### GOAL OF THE EXERCISE
Write out the material exactly. Do not include the pictures.

*****

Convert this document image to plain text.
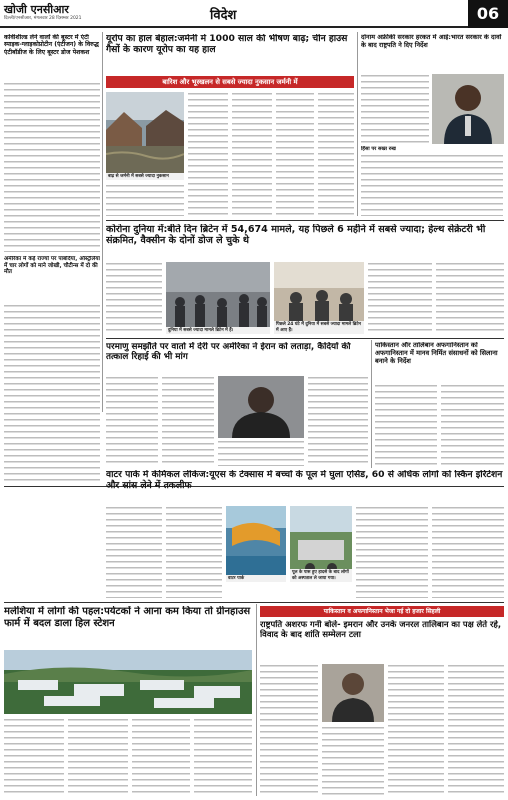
खोजी एनसीआर
दिल्ली/एनसीआर, मंगलवार 28 दिसम्बर 2021	विदेश	06
कोवीशील्ड लेने वालों की बूस्टर में एंटी स्पाइक-ग्लाइकोप्रोटीन (एंटीजन) के विरुद्ध एंटीबॉडीज के लिए बूस्टर डोज पेशकश
अमेरिका में कई राज्यों पर पाबंदियां, ऑस्ट्रेलिया में चार लोगों को माने जोखी, चौटीन्स में दो की मौत
यूरोप का हाल बेहाल:जर्मनी में 1000 साल की भीषण बाढ़; चीन हाउस गैसों के कारण यूरोप का यह हाल
बारिश और भूस्खलन से सबसे ज्यादा नुकसान जर्मनी में
बाढ़ से जर्मनी में सबसे ज्यादा नुकसान
दोनाम अफ्रीकी सरकार हरकत में आई:भारत सरकार के दावों के बाद राष्ट्रपति ने दिए निर्देश
हिंसा पर सख्त रुख
कोरोना दुनिया में:बीते दिन ब्रिटेन में 54,674 मामले, यह पिछले 6 महीने में सबसे ज्यादा; हेल्थ सेक्रेटरी भी संक्रमित, वैक्सीन के दोनों डोज ले चुके थे
दुनिया में सबसे ज्यादा मामले ब्रिटेन में हैं।
पिछले 24 घंटे में दुनिया में सबसे ज्यादा मामले ब्रिटेन में आए हैं।
परमाणु समझौते पर वार्ता में देरी पर अमेरिका ने ईरान को लताड़ा, कैदियों की तत्काल रिहाई की भी मांग
पाकिस्तान और तालिबान अफगानिस्तान को अफगानिस्तान में मानव निर्मित संसाधनों को सिलाना बनाने के निर्देश
वाटर पार्क में केमिकल लीकेज:यूएस के टेक्सास में बच्चों के पूल में घुला एसिड, 60 से अधिक लोगों को स्किन इरिटेशन और सांस लेने में तकलीफ
वाटर पार्क
पूल के पास हुए हादसे के बाद लोगों को अस्पताल ले जाया गया।
मलेशिया में लोगों की पहल:पर्यटकों ने आना कम किया तो ग्रीनहाउस फार्म में बदल डाला हिल स्टेशन
पाकिस्तान व अफगानिस्तान भेजा गई दो हजार सिहली
राष्ट्रपति अशरफ गनी बोले- इमरान और उनके जनरल तालिबान का पक्ष लेते रहे, विवाद के बाद शांति सम्मेलन टला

*****

### REPLY
Convert this document image to plain text.
खोजी एनसीआर
दिल्ली/एनसीआर, मंगलवार 28 दिसम्बर 2021	विदेश	06
कोवीशील्ड लेने वालों की बूस्टर में एंटी स्पाइक-ग्लाइकोप्रोटीन (एंटीजन) के विरुद्ध एंटीबॉडीज के लिए बूस्टर डोज पेशकश
अमेरिका में कई राज्यों पर पाबंदियां, ऑस्ट्रेलिया में चार लोगों को माने जोखी, चौटीन्स में दो की मौत
यूरोप का हाल बेहाल:जर्मनी में 1000 साल की भीषण बाढ़; चीन हाउस गैसों के कारण यूरोप का यह हाल
बारिश और भूस्खलन से सबसे ज्यादा नुकसान जर्मनी में
बाढ़ से जर्मनी में सबसे ज्यादा नुकसान
दोनाम अफ्रीकी सरकार हरकत में आई:भारत सरकार के दावों के बाद राष्ट्रपति ने दिए निर्देश
हिंसा पर सख्त रुख
कोरोना दुनिया में:बीते दिन ब्रिटेन में 54,674 मामले, यह पिछले 6 महीने में सबसे ज्यादा; हेल्थ सेक्रेटरी भी संक्रमित, वैक्सीन के दोनों डोज ले चुके थे
दुनिया में सबसे ज्यादा मामले ब्रिटेन में हैं।
पिछले 24 घंटे में दुनिया में सबसे ज्यादा मामले ब्रिटेन में आए हैं।
परमाणु समझौते पर वार्ता में देरी पर अमेरिका ने ईरान को लताड़ा, कैदियों की तत्काल रिहाई की भी मांग
पाकिस्तान और तालिबान अफगानिस्तान को अफगानिस्तान में मानव निर्मित संसाधनों को सिलाना बनाने के निर्देश
वाटर पार्क में केमिकल लीकेज:यूएस के टेक्सास में बच्चों के पूल में घुला एसिड, 60 से अधिक लोगों को स्किन इरिटेशन और सांस लेने में तकलीफ
वाटर पार्क
पूल के पास हुए हादसे के बाद लोगों को अस्पताल ले जाया गया।
मलेशिया में लोगों की पहल:पर्यटकों ने आना कम किया तो ग्रीनहाउस फार्म में बदल डाला हिल स्टेशन
पाकिस्तान व अफगानिस्तान भेजा गई दो हजार सिहली
राष्ट्रपति अशरफ गनी बोले- इमरान और उनके जनरल तालिबान का पक्ष लेते रहे, विवाद के बाद शांति सम्मेलन टला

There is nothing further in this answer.